(Extracted records)
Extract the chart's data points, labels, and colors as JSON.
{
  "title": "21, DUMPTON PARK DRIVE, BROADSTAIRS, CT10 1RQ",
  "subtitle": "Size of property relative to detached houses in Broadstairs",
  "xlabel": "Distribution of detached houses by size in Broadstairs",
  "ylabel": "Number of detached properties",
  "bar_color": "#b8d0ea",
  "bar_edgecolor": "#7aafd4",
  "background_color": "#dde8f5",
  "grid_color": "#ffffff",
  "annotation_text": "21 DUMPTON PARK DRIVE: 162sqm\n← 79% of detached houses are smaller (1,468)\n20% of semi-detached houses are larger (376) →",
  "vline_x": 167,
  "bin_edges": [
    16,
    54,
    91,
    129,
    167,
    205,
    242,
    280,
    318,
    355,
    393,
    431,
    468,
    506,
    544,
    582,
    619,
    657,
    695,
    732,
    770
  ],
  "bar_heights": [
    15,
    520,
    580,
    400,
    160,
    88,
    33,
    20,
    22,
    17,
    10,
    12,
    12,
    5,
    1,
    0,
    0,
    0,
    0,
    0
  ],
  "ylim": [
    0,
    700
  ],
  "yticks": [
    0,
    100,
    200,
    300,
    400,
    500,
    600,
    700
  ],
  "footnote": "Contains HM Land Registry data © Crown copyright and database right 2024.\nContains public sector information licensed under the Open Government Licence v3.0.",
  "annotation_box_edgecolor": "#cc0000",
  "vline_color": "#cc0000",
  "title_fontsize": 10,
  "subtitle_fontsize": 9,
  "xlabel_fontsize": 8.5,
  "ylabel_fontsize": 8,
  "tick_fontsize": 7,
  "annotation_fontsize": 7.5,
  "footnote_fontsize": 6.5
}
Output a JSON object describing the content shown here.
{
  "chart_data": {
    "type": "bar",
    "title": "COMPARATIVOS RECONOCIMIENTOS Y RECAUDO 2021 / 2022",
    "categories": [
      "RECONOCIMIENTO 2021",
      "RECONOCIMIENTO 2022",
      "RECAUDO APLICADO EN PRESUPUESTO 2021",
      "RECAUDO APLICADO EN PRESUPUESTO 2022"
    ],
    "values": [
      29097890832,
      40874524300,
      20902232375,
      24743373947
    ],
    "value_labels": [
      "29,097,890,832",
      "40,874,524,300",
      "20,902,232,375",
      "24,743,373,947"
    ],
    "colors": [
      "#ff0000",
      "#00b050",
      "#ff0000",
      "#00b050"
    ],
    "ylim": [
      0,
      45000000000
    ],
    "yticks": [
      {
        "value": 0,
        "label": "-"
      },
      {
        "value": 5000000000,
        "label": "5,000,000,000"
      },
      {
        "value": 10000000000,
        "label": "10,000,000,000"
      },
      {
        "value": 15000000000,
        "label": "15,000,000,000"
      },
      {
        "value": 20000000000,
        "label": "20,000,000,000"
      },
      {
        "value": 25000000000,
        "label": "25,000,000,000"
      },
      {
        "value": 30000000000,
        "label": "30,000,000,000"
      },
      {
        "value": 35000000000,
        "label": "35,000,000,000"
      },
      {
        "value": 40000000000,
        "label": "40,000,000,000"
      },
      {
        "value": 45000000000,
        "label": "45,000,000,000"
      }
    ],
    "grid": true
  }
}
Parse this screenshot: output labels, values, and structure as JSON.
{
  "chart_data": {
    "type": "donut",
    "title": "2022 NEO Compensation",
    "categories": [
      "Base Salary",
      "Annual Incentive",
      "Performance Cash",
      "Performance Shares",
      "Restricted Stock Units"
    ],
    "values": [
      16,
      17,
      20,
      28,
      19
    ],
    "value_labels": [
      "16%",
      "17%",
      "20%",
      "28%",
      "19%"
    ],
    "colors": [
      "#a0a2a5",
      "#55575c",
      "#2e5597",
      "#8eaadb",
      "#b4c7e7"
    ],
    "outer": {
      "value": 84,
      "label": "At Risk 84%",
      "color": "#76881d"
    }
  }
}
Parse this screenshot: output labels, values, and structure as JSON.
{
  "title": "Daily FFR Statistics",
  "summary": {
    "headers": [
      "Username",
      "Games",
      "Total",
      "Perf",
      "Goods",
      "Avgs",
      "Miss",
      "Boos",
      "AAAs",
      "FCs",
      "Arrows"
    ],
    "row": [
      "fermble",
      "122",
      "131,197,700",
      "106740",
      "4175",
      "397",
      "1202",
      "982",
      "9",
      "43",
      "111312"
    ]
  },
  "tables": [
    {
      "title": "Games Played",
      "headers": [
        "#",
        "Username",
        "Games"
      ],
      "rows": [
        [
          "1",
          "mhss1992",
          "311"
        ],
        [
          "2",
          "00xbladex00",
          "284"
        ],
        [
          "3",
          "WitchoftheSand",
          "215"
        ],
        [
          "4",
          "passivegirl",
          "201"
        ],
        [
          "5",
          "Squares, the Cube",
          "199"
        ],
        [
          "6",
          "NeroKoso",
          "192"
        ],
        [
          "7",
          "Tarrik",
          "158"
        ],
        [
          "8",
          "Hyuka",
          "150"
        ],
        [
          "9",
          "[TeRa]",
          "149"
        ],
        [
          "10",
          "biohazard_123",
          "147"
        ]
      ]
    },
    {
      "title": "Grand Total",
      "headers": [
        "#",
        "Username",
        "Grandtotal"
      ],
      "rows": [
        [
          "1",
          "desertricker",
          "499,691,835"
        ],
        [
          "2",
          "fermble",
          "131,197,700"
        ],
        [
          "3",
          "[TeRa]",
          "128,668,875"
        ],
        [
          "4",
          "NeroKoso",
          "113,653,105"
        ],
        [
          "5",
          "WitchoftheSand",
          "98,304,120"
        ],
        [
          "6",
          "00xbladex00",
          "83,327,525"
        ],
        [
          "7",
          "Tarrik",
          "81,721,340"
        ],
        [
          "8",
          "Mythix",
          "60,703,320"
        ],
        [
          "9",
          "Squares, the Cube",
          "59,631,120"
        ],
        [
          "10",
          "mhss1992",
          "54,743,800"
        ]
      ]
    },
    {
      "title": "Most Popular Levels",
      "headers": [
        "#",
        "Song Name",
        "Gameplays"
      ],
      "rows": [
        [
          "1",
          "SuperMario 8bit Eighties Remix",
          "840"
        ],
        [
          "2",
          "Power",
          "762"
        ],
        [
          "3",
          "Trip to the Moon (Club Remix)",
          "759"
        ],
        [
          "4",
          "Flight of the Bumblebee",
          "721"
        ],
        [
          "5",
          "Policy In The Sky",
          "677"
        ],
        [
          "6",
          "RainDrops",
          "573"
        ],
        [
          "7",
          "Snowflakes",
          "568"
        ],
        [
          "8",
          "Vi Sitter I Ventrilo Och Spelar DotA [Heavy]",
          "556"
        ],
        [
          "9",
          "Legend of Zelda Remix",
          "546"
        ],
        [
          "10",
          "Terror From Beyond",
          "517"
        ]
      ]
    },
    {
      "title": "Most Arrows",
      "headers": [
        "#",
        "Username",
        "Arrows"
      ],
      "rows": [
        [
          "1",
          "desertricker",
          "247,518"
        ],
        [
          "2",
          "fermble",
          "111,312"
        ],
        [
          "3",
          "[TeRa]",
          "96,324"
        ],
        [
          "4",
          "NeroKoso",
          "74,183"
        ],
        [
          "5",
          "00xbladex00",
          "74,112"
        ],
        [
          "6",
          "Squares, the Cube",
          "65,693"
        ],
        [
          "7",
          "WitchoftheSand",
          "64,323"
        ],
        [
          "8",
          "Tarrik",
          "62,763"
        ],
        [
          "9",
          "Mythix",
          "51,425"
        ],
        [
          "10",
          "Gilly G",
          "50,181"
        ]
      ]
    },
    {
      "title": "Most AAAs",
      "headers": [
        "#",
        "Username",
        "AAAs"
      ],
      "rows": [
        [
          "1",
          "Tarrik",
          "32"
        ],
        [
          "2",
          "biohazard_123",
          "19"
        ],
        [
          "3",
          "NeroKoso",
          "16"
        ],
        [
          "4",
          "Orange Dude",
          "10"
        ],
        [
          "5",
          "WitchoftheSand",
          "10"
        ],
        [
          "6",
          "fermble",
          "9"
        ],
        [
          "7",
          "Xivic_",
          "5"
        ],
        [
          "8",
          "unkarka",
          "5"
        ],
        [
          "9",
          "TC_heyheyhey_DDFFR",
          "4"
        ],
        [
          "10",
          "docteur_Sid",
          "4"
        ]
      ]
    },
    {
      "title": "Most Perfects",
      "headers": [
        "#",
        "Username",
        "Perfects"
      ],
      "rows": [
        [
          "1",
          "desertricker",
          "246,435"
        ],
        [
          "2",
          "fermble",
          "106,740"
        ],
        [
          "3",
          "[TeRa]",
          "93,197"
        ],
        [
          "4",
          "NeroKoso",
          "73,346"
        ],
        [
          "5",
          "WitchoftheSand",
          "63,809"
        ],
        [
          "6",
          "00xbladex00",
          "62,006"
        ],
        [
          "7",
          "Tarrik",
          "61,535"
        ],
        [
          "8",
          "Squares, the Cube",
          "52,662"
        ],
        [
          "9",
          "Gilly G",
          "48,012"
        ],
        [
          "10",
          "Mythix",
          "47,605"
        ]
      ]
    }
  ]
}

Task » Each line that contains the word "Most" counts toward the total; give only that total.

Response to this task » 4